[Data entries]
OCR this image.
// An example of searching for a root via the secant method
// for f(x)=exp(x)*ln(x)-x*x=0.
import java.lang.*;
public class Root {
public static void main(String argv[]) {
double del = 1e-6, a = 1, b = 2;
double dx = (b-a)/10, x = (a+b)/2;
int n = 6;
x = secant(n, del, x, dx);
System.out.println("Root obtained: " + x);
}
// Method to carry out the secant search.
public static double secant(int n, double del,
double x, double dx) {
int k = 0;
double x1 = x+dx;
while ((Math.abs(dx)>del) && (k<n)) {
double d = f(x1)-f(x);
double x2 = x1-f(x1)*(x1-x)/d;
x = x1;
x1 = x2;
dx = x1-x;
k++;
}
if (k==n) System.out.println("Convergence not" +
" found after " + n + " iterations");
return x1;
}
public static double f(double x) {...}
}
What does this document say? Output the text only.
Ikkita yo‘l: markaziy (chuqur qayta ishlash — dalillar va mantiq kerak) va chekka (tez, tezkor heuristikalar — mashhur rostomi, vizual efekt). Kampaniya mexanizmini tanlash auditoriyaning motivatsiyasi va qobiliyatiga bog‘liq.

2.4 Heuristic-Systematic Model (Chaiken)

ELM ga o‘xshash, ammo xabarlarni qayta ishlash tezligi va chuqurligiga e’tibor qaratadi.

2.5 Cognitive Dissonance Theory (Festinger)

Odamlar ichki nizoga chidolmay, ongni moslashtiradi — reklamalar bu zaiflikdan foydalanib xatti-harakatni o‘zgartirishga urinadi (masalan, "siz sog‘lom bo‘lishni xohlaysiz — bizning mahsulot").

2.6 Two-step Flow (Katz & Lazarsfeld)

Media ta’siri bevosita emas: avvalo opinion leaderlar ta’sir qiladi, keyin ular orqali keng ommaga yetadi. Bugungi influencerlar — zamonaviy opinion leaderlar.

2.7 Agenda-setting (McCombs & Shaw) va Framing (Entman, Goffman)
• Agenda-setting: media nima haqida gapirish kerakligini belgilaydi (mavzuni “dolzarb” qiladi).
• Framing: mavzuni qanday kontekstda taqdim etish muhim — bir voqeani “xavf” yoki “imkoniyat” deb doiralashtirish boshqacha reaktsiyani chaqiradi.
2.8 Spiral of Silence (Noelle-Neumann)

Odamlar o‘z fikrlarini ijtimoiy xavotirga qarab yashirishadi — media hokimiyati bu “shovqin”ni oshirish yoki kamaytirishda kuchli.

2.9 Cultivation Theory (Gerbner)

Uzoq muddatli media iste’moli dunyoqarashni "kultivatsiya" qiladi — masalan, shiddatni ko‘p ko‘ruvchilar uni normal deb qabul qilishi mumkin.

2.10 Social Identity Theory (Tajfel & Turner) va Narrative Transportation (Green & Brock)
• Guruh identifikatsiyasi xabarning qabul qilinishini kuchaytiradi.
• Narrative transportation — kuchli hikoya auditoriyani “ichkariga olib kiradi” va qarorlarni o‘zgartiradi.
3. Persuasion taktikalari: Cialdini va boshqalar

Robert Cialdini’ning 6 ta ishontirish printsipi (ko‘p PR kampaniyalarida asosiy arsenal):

WHAT NEEDS TO BE DONE: Exactly reproduce every line of the data above.

WORKED ANSWER:
OCR this image.
// An example of searching for a root via the secant method
// for f(x)=exp(x)*ln(x)-x*x=0.
import java.lang.*;
public class Root {
public static void main(String argv[]) {
double del = 1e-6, a = 1, b = 2;
double dx = (b-a)/10, x = (a+b)/2;
int n = 6;
x = secant(n, del, x, dx);
System.out.println("Root obtained: " + x);
}
// Method to carry out the secant search.
public static double secant(int n, double del,
double x, double dx) {
int k = 0;
double x1 = x+dx;
while ((Math.abs(dx)>del) && (k<n)) {
double d = f(x1)-f(x);
double x2 = x1-f(x1)*(x1-x)/d;
x = x1;
x1 = x2;
dx = x1-x;
k++;
}
if (k==n) System.out.println("Convergence not" +
" found after " + n + " iterations");
return x1;
}
public static double f(double x) {...}
}
What does this document say? Output the text only.
Ikkita yo‘l: markaziy (chuqur qayta ishlash — dalillar va mantiq kerak) va chekka (tez, tezkor heuristikalar — mashhur rostomi, vizual efekt). Kampaniya mexanizmini tanlash auditoriyaning motivatsiyasi va qobiliyatiga bog‘liq.

2.4 Heuristic-Systematic Model (Chaiken)

ELM ga o‘xshash, ammo xabarlarni qayta ishlash tezligi va chuqurligiga e’tibor qaratadi.

2.5 Cognitive Dissonance Theory (Festinger)

Odamlar ichki nizoga chidolmay, ongni moslashtiradi — reklamalar bu zaiflikdan foydalanib xatti-harakatni o‘zgartirishga urinadi (masalan, "siz sog‘lom bo‘lishni xohlaysiz — bizning mahsulot").

2.6 Two-step Flow (Katz & Lazarsfeld)

Media ta’siri bevosita emas: avvalo opinion leaderlar ta’sir qiladi, keyin ular orqali keng ommaga yetadi. Bugungi influencerlar — zamonaviy opinion leaderlar.

2.7 Agenda-setting (McCombs & Shaw) va Framing (Entman, Goffman)
• Agenda-setting: media nima haqida gapirish kerakligini belgilaydi (mavzuni “dolzarb” qiladi).
• Framing: mavzuni qanday kontekstda taqdim etish muhim — bir voqeani “xavf” yoki “imkoniyat” deb doiralashtirish boshqacha reaktsiyani chaqiradi.
2.8 Spiral of Silence (Noelle-Neumann)

Odamlar o‘z fikrlarini ijtimoiy xavotirga qarab yashirishadi — media hokimiyati bu “shovqin”ni oshirish yoki kamaytirishda kuchli.

2.9 Cultivation Theory (Gerbner)

Uzoq muddatli media iste’moli dunyoqarashni "kultivatsiya" qiladi — masalan, shiddatni ko‘p ko‘ruvchilar uni normal deb qabul qilishi mumkin.

2.10 Social Identity Theory (Tajfel & Turner) va Narrative Transportation (Green & Brock)
• Guruh identifikatsiyasi xabarning qabul qilinishini kuchaytiradi.
• Narrative transportation — kuchli hikoya auditoriyani “ichkariga olib kiradi” va qarorlarni o‘zgartiradi.
3. Persuasion taktikalari: Cialdini va boshqalar

Robert Cialdini’ning 6 ta ishontirish printsipi (ko‘p PR kampaniyalarida asosiy arsenal):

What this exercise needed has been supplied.